## [Work instructions]
1. According to the extract, why is the 90.6% accuracy of the SVM classifier described as significant?
2. Rewrite the extract from "The technique of" up to and including "bandpass SF filtering.", changing "exposure duration" to "presentation time".

## [Extract]

======

Again, we used an SVM classifier which was exposed to features from these time–frequency CIs with the task to determine the SF condition from which they originate. Classification performance reached 51.6% correct while using 79 features out of the 264 available (29.9%). This exercise was next repeated using features from the Fourier transforms of the time–frequency CIs (i.e. combined outcomes of the Fourier analysis of each stimulus oscillation frequency as a function of time). Remarkably, the accuracy of the SVM classifier was 90.6% correct (significantly superior to the 25% chance performance; binomial test p < 0.001) while using only 127 of the 1584 available features (i.e. 8.0%). The characteristic features for each SF condition which were extracted from the Fourier transformed time–frequency CIs are shown in Fig. 5.

Discussion

The technique of random temporal sampling was used in the context of a word recognition task to examine how processing efficiency varies across exposure duration according to four conditions of bandpass SF filtering.

======

Portion of a data file:

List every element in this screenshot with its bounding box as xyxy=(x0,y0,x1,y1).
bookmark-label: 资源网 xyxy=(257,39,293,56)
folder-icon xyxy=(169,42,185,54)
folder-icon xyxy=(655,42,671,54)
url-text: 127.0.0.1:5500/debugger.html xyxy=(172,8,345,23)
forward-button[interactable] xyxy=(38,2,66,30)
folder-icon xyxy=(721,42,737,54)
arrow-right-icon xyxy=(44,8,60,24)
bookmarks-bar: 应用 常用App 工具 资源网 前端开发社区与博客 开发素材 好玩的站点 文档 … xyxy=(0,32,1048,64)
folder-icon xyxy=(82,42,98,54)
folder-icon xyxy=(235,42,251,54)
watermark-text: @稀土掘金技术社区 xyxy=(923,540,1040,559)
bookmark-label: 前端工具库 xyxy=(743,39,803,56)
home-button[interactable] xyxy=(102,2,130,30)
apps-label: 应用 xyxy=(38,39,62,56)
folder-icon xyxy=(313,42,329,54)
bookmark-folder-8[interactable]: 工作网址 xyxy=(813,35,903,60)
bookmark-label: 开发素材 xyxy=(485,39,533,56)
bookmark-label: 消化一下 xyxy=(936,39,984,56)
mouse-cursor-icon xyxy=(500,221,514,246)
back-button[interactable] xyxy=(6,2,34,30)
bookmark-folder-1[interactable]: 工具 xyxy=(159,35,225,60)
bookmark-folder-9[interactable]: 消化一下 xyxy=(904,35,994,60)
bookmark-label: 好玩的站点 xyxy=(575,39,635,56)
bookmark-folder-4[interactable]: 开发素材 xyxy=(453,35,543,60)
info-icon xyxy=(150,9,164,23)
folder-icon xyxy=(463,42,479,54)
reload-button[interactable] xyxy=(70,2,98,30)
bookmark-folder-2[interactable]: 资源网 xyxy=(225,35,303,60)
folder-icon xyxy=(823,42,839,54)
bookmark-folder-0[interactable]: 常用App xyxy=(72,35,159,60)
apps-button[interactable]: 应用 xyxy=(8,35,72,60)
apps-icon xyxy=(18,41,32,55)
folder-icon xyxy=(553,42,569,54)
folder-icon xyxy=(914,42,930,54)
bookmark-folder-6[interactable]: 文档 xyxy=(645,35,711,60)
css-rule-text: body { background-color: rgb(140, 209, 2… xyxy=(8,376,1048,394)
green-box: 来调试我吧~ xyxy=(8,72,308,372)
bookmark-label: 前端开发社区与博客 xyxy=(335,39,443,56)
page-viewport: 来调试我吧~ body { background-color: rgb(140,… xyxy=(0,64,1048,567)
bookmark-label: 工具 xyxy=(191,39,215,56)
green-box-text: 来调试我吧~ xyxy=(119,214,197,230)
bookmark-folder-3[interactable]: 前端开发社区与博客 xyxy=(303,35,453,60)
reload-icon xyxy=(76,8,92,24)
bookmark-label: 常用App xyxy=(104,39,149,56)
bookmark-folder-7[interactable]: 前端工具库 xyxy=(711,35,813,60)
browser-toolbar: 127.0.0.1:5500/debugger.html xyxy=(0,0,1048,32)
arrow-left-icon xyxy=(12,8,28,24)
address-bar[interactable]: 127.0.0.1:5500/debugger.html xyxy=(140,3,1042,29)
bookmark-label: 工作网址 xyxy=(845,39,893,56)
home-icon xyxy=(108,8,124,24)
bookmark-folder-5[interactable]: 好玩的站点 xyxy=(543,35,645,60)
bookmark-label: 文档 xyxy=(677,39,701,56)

======

## [Task-by-task answers]
1. It is significantly superior to the 25% chance performance, based on a binomial test with p < 0.001.

2.
The technique of random temporal sampling was used in the context of a word recognition task to examine how processing efficiency varies across presentation time according to four conditions of bandpass SF filtering.